[Dataset entries]
· · · ·

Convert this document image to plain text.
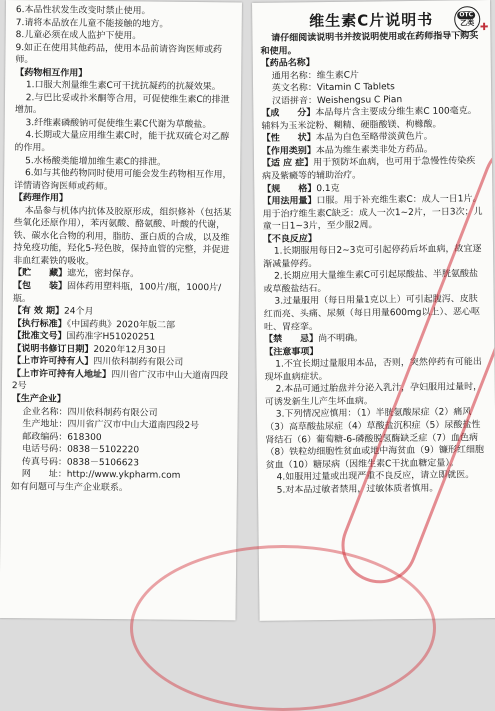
6.本品性状发生改变时禁止使用。

7.请将本品放在儿童不能接触的地方。

8.儿童必须在成人监护下使用。

9.如正在使用其他药品，使用本品前请咨询医师或药师。

【药物相互作用】

1.口服大剂量维生素C可干扰抗凝药的抗凝效果。

2.与巴比妥或扑米酮等合用，可促使维生素C的排泄增加。

3.纤维素磷酸钠可促使维生素C代谢为草酸盐。

4.长期或大量应用维生素C时，能干扰双硫仑对乙醇的作用。

5.水杨酸类能增加维生素C的排泄。

6.如与其他药物同时使用可能会发生药物相互作用，详情请咨询医师或药师。

【药理作用】

本品参与机体内抗体及胶原形成，组织修补（包括某些氧化还原作用），苯丙氨酸、酪氨酸、叶酸的代谢，铁、碳水化合物的利用，脂肪、蛋白质的合成，以及维持免疫功能，羟化5-羟色胺，保持血管的完整，并促进非血红素铁的吸收。

【贮　　藏】遮光，密封保存。

【包　　装】固体药用塑料瓶，100片/瓶，1000片/瓶。

【有 效 期】24个月

【执行标准】《中国药典》2020年版二部

【批准文号】国药准字H51020251

【说明书修订日期】2020年12月30日

【上市许可持有人】四川依科制药有限公司

【上市许可持有人地址】四川省广汉市中山大道南四段2号

【生产企业】

企业名称：四川依科制药有限公司

生产地址：四川省广汉市中山大道南四段2号

邮政编码：618300

电话号码：0838－5102220

传真号码：0838－5106623

网　　址：http://www.ykpharm.com

如有问题可与生产企业联系。

维生素C片说明书	OTC
乙类

请仔细阅读说明书并按说明使用或在药师指导下购买和使用。

【药品名称】

通用名称：维生素C片

英文名称：Vitamin C Tablets

汉语拼音：Weishengsu C Pian

【成　　分】本品每片含主要成分维生素C 100毫克。辅料为玉米淀粉、糊精、硬脂酸镁、枸橼酸。

【性　　状】本品为白色至略带淡黄色片。

【作用类别】本品为维生素类非处方药品。

【适 应 症】用于预防坏血病，也可用于急慢性传染疾病及紫癜等的辅助治疗。

【规　　格】0.1克

【用法用量】口服。用于补充维生素C：成人一日1片。用于治疗维生素C缺乏：成人一次1~2片，一日3次；儿童一日1~3片，至少服2周。

【不良反应】

1.长期服用每日2~3克可引起停药后坏血病，故宜逐渐减量停药。

2.长期应用大量维生素C可引起尿酸盐、半胱氨酸盐或草酸盐结石。

3.过量服用（每日用量1克以上）可引起腹泻、皮肤红而亮、头痛、尿频（每日用量600mg以上）、恶心呕吐、胃痉挛。

【禁　　忌】尚不明确。

【注意事项】

1.不宜长期过量服用本品，否则，突然停药有可能出现坏血病症状。

2.本品可通过胎盘并分泌入乳汁，孕妇服用过量时，可诱发新生儿产生坏血病。

3.下列情况应慎用：（1）半胱氨酸尿症（2）痛风（3）高草酸盐尿症（4）草酸盐沉积症（5）尿酸盐性肾结石（6）葡萄糖-6-磷酸脱氢酶缺乏症（7）血色病（8）铁粒幼细胞性贫血或地中海贫血（9）镰形红细胞贫血（10）糖尿病（因维生素C干扰血糖定量）。

4.如服用过量或出现严重不良反应，请立即就医。

5.对本品过敏者禁用，过敏体质者慎用。

✚
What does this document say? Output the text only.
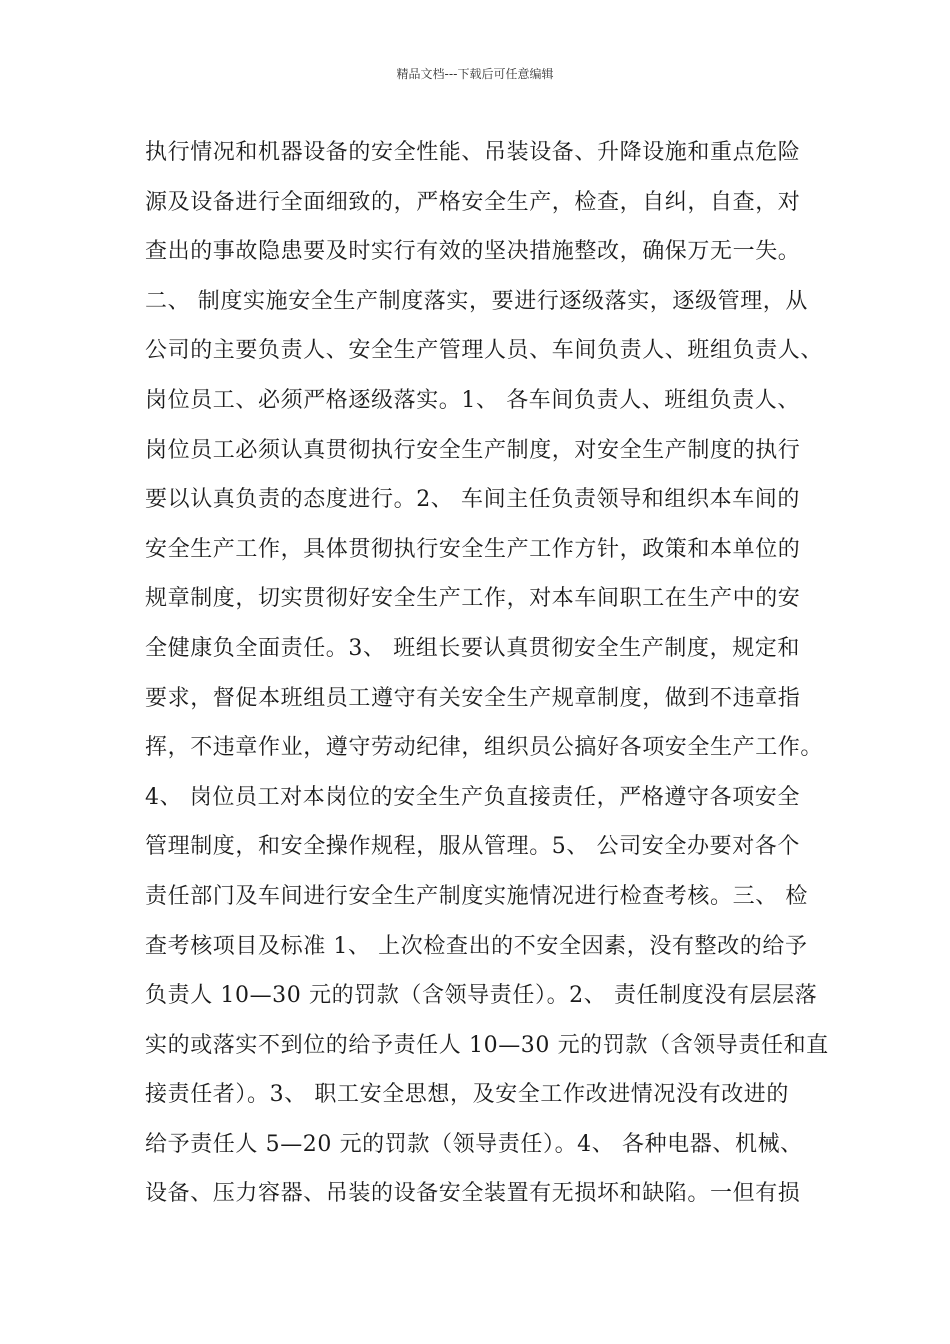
精品文档---下载后可任意编辑
执行情况和机器设备的安全性能、吊装设备、升降设施和重点危险
源及设备进行全面细致的，严格安全生产，检查，自纠，自查，对
查出的事故隐患要及时实行有效的坚决措施整改，确保万无一失。
二、 制度实施安全生产制度落实，要进行逐级落实，逐级管理，从
公司的主要负责人、安全生产管理人员、车间负责人、班组负责人、
岗位员工、必须严格逐级落实。1、 各车间负责人、班组负责人、
岗位员工必须认真贯彻执行安全生产制度，对安全生产制度的执行
要以认真负责的态度进行。2、 车间主任负责领导和组织本车间的
安全生产工作，具体贯彻执行安全生产工作方针，政策和本单位的
规章制度，切实贯彻好安全生产工作，对本车间职工在生产中的安
全健康负全面责任。3、 班组长要认真贯彻安全生产制度，规定和
要求，督促本班组员工遵守有关安全生产规章制度，做到不违章指
挥，不违章作业，遵守劳动纪律，组织员公搞好各项安全生产工作。
4、 岗位员工对本岗位的安全生产负直接责任，严格遵守各项安全
管理制度，和安全操作规程，服从管理。5、 公司安全办要对各个
责任部门及车间进行安全生产制度实施情况进行检查考核。三、 检
查考核项目及标准 1、 上次检查出的不安全因素，没有整改的给予
负责人 10—30 元的罚款（含领导责任）。2、 责任制度没有层层落
实的或落实不到位的给予责任人 10—30 元的罚款（含领导责任和直
接责任者）。3、 职工安全思想，及安全工作改进情况没有改进的
给予责任人 5—20 元的罚款（领导责任）。4、 各种电器、机械、
设备、压力容器、吊装的设备安全装置有无损坏和缺陷。一但有损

· · · ·

### Exercise directions:
Pictures in the records must not appear in the copy; transcribe everything else precisely.

### Exercise answer:
Convert this document image to plain text.
6.本品性状发生改变时禁止使用。

7.请将本品放在儿童不能接触的地方。

8.儿童必须在成人监护下使用。

9.如正在使用其他药品，使用本品前请咨询医师或药师。

【药物相互作用】

1.口服大剂量维生素C可干扰抗凝药的抗凝效果。

2.与巴比妥或扑米酮等合用，可促使维生素C的排泄增加。

3.纤维素磷酸钠可促使维生素C代谢为草酸盐。

4.长期或大量应用维生素C时，能干扰双硫仑对乙醇的作用。

5.水杨酸类能增加维生素C的排泄。

6.如与其他药物同时使用可能会发生药物相互作用，详情请咨询医师或药师。

【药理作用】

本品参与机体内抗体及胶原形成，组织修补（包括某些氧化还原作用），苯丙氨酸、酪氨酸、叶酸的代谢，铁、碳水化合物的利用，脂肪、蛋白质的合成，以及维持免疫功能，羟化5-羟色胺，保持血管的完整，并促进非血红素铁的吸收。

【贮　　藏】遮光，密封保存。

【包　　装】固体药用塑料瓶，100片/瓶，1000片/瓶。

【有 效 期】24个月

【执行标准】《中国药典》2020年版二部

【批准文号】国药准字H51020251

【说明书修订日期】2020年12月30日

【上市许可持有人】四川依科制药有限公司

【上市许可持有人地址】四川省广汉市中山大道南四段2号

【生产企业】

企业名称：四川依科制药有限公司

生产地址：四川省广汉市中山大道南四段2号

邮政编码：618300

电话号码：0838－5102220

传真号码：0838－5106623

网　　址：http://www.ykpharm.com

如有问题可与生产企业联系。

维生素C片说明书	OTC
乙类

请仔细阅读说明书并按说明使用或在药师指导下购买和使用。

【药品名称】

通用名称：维生素C片

英文名称：Vitamin C Tablets

汉语拼音：Weishengsu C Pian

【成　　分】本品每片含主要成分维生素C 100毫克。辅料为玉米淀粉、糊精、硬脂酸镁、枸橼酸。

【性　　状】本品为白色至略带淡黄色片。

【作用类别】本品为维生素类非处方药品。

【适 应 症】用于预防坏血病，也可用于急慢性传染疾病及紫癜等的辅助治疗。

【规　　格】0.1克

【用法用量】口服。用于补充维生素C：成人一日1片。用于治疗维生素C缺乏：成人一次1~2片，一日3次；儿童一日1~3片，至少服2周。

【不良反应】

1.长期服用每日2~3克可引起停药后坏血病，故宜逐渐减量停药。

2.长期应用大量维生素C可引起尿酸盐、半胱氨酸盐或草酸盐结石。

3.过量服用（每日用量1克以上）可引起腹泻、皮肤红而亮、头痛、尿频（每日用量600mg以上）、恶心呕吐、胃痉挛。

【禁　　忌】尚不明确。

【注意事项】

1.不宜长期过量服用本品，否则，突然停药有可能出现坏血病症状。

2.本品可通过胎盘并分泌入乳汁，孕妇服用过量时，可诱发新生儿产生坏血病。

3.下列情况应慎用：（1）半胱氨酸尿症（2）痛风（3）高草酸盐尿症（4）草酸盐沉积症（5）尿酸盐性肾结石（6）葡萄糖-6-磷酸脱氢酶缺乏症（7）血色病（8）铁粒幼细胞性贫血或地中海贫血（9）镰形红细胞贫血（10）糖尿病（因维生素C干扰血糖定量）。

4.如服用过量或出现严重不良反应，请立即就医。

5.对本品过敏者禁用，过敏体质者慎用。

✚
What does this document say? Output the text only.
精品文档---下载后可任意编辑
执行情况和机器设备的安全性能、吊装设备、升降设施和重点危险
源及设备进行全面细致的，严格安全生产，检查，自纠，自查，对
查出的事故隐患要及时实行有效的坚决措施整改，确保万无一失。
二、 制度实施安全生产制度落实，要进行逐级落实，逐级管理，从
公司的主要负责人、安全生产管理人员、车间负责人、班组负责人、
岗位员工、必须严格逐级落实。1、 各车间负责人、班组负责人、
岗位员工必须认真贯彻执行安全生产制度，对安全生产制度的执行
要以认真负责的态度进行。2、 车间主任负责领导和组织本车间的
安全生产工作，具体贯彻执行安全生产工作方针，政策和本单位的
规章制度，切实贯彻好安全生产工作，对本车间职工在生产中的安
全健康负全面责任。3、 班组长要认真贯彻安全生产制度，规定和
要求，督促本班组员工遵守有关安全生产规章制度，做到不违章指
挥，不违章作业，遵守劳动纪律，组织员公搞好各项安全生产工作。
4、 岗位员工对本岗位的安全生产负直接责任，严格遵守各项安全
管理制度，和安全操作规程，服从管理。5、 公司安全办要对各个
责任部门及车间进行安全生产制度实施情况进行检查考核。三、 检
查考核项目及标准 1、 上次检查出的不安全因素，没有整改的给予
负责人 10—30 元的罚款（含领导责任）。2、 责任制度没有层层落
实的或落实不到位的给予责任人 10—30 元的罚款（含领导责任和直
接责任者）。3、 职工安全思想，及安全工作改进情况没有改进的
给予责任人 5—20 元的罚款（领导责任）。4、 各种电器、机械、
设备、压力容器、吊装的设备安全装置有无损坏和缺陷。一但有损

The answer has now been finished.